§ **GIVEN EXERCISE**:
Output each entry exactly; skip nothing.

§ **RECORDS PROVIDED**:
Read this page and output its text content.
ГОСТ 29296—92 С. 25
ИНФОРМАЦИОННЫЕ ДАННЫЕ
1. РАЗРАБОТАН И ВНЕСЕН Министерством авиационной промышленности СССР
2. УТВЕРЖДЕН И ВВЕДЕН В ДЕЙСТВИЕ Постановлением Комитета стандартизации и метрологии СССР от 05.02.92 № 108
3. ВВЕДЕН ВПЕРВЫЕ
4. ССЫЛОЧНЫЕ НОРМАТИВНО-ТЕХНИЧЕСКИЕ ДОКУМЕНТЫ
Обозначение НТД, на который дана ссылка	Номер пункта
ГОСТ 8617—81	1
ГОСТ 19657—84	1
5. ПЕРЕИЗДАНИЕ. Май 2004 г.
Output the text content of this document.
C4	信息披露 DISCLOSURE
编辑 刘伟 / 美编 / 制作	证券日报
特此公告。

§ **TASK SOLUTION**:
Read this page and output its text content.
ГОСТ 29296—92 С. 25
ИНФОРМАЦИОННЫЕ ДАННЫЕ
1. РАЗРАБОТАН И ВНЕСЕН Министерством авиационной промышленности СССР
2. УТВЕРЖДЕН И ВВЕДЕН В ДЕЙСТВИЕ Постановлением Комитета стандартизации и метрологии СССР от 05.02.92 № 108
3. ВВЕДЕН ВПЕРВЫЕ
4. ССЫЛОЧНЫЕ НОРМАТИВНО-ТЕХНИЧЕСКИЕ ДОКУМЕНТЫ
Обозначение НТД, на который дана ссылка	Номер пункта
ГОСТ 8617—81	1
ГОСТ 19657—84	1
5. ПЕРЕИЗДАНИЕ. Май 2004 г.
Output the text content of this document.
C4	信息披露 DISCLOSURE
编辑 刘伟 / 美编 / 制作	证券日报
特此公告。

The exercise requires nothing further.